Soal yang diberikan:
Jawablah pertanyaan berikut berdasarkan potongan dokumen tentang paparan Anies Baswedan di bawah ini.
(a) Berapa nilai indeks islamisitas Indonesia?
(b) Berapa persen populasi muslim yang berada di bawah garis kemiskinan dunia?
(c) Berapa besar gap antara demand dan supply pemimpin di perusahaan-perusahaan Indonesia?

Minggu, 13 Mei 2012

Anies Baswedan: Berpikirlah Melampaui Zaman (Bagian 2)



Sambungan dari bagian 1.
* * *

Sejumlah data statistik lain ditampilkan Anies melalui proyektor di depan ruangan. Ada yang disebut tingkat keislaman (indeks islamisitas) yang menunjukkan bahwa indeks Indonesia bernilai 104, jauh di bawah Denmark yang nilainya 2. Hal ini antara lain karena Denmark telah berhasil mencontohkan aspek kesederhanaan lebih baik daripada keislaman di Indonesia. Anies lalu memberikan data dari Transparency International yang menilai 182 negara, negara muslim berada di urutan 22 yakni Qatar dalam tingkat kejujurannya.
Berikutnya, fakta lain dunia muslim, yaitu 23% populasi dunia, 70% memiliki sumber energi, dan 40% menguasai kekayaan sumber daya alam (SDA) dunia. Faktanya? Total pendapatan muslim hanya 8% dari pendapatan global, sebanyak 39% populasi muslim di bawah garis kemiskinan dunia, 17 dari 48 negara berkembang di dunia adalah negara muslim, dan 57 negara OKI GNI-nya hanya ¾ dari GNI negara Jepang. Ada lagi diagram yang menunjukkan kebutuhan pemimpin di perusahaan-perusahaan Indonesia, atau kebutuhan pemimpin secara domestik ekonomi. Dari demand 300, yang sudah supply baru 100, dan artinya ada gap 200 dimana gap ini apabila tidak diisi orang Indonesia akan diisi orang asing.
Anies mengatakan, “Jangan berpikir mengganti presiden, tapi bagaimana menyiapkan generasi muda.” Ada banyak usaha yang dapat dilakukan dan usaha paling fundamental adalah dalam hal karakter/akhlak. Ada pula indikator kesuksesan mahasiswa, di antaranya indeks prestasi (IP) kelulusan minimal sebesar syarat untuk melanjutkan strata 2 (S2), aktif kegiatan berorganisasi, mampu berbahasa asing (minimal Bahasa Inggris), aktif menulis karya ilmiah/opini/blog/artikel secara reguler, mampu membangun jaringan, bersikap kreatif, inovatif, dan mampu memotivasi, serta yang terakhir menonjol sebagai ikon positif.

Baris tersimpan:
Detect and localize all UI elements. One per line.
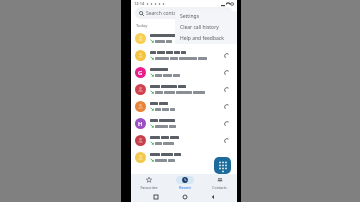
staticText: Settings — [180, 13, 200, 20]
button[interactable]: Call — [131, 47, 237, 64]
button[interactable]: Call — [221, 33, 233, 45]
button[interactable]: Search contacts — [135, 7, 233, 19]
button[interactable]: Recents — [151, 192, 160, 201]
button[interactable]: Settings — [175, 11, 237, 22]
staticText: Clear call history — [180, 24, 219, 31]
staticText: G — [138, 69, 143, 77]
button[interactable]: Contacts — [202, 174, 237, 191]
staticText: Search contacts — [146, 10, 183, 17]
button[interactable]: Call — [221, 101, 233, 113]
staticText: Today — [136, 23, 148, 28]
button[interactable]: Call — [131, 132, 237, 149]
button[interactable] — [131, 149, 237, 166]
staticText: Favourites — [140, 185, 158, 190]
button[interactable]: Clear call history — [175, 22, 237, 33]
button[interactable]: Back — [208, 192, 217, 201]
staticText: H — [138, 120, 143, 128]
staticText: Recent — [179, 185, 191, 190]
button[interactable]: Call — [221, 67, 233, 79]
staticText: 12:14 — [134, 1, 145, 6]
button[interactable]: G — [131, 64, 237, 81]
button[interactable]: Home — [180, 192, 189, 201]
button[interactable]: Help and feedback — [175, 33, 237, 44]
staticText: Help and feedback — [180, 35, 224, 42]
button[interactable]: Call — [131, 98, 237, 115]
button[interactable]: Call — [221, 135, 233, 147]
button[interactable]: H — [131, 115, 237, 132]
button[interactable]: Recent — [167, 174, 202, 191]
button[interactable]: Call — [221, 84, 233, 96]
staticText: Contacts — [212, 185, 227, 190]
button[interactable]: Call — [221, 50, 233, 62]
button[interactable]: Favourites — [131, 174, 167, 191]
button[interactable]: Call — [131, 30, 237, 47]
button[interactable]: Dialpad — [214, 157, 231, 174]
button[interactable]: Call — [131, 81, 237, 98]
button[interactable]: Call — [221, 118, 233, 130]
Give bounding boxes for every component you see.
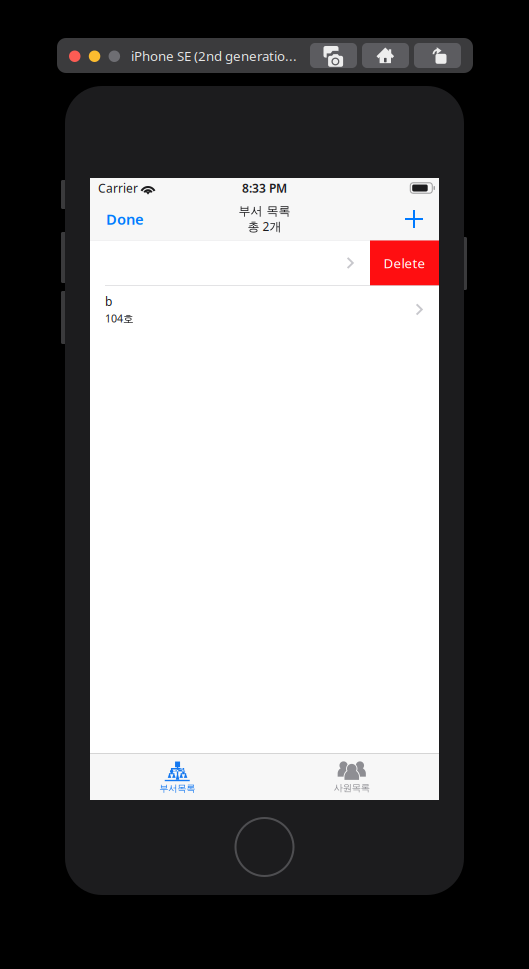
staticText: 104호	[105, 311, 134, 326]
button[interactable]: Rotate	[414, 43, 461, 68]
staticText: 사원목록	[334, 782, 370, 794]
button[interactable]: b	[90, 286, 439, 333]
button[interactable]: Done	[96, 198, 154, 240]
button[interactable]: Delete	[370, 240, 439, 286]
staticText: 부서 목록	[238, 204, 290, 218]
button[interactable]: Add	[393, 198, 435, 240]
staticText: 부서목록	[159, 783, 195, 794]
button[interactable]: 부서목록	[90, 754, 264, 800]
staticText: Done	[106, 209, 144, 229]
staticText: b	[105, 293, 112, 309]
staticText: Carrier	[98, 180, 138, 196]
staticText: 총 2개	[248, 218, 282, 234]
button[interactable]: Home	[362, 43, 409, 68]
button[interactable]: 사원목록	[264, 754, 439, 800]
staticText: Delete	[384, 254, 426, 272]
staticText: iPhone SE (2nd generatio...	[131, 47, 297, 65]
button[interactable]: Screenshot	[310, 43, 357, 68]
staticText: 8:33 PM	[242, 180, 287, 196]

Soal terjawab:
(a) Nilai indeks islamisitas Indonesia adalah 104.
(b) Sebanyak 39% populasi muslim berada di bawah garis kemiskinan dunia.
(c) Gap-nya sebesar 200, yaitu dari demand 300 yang baru terpenuhi supply 100.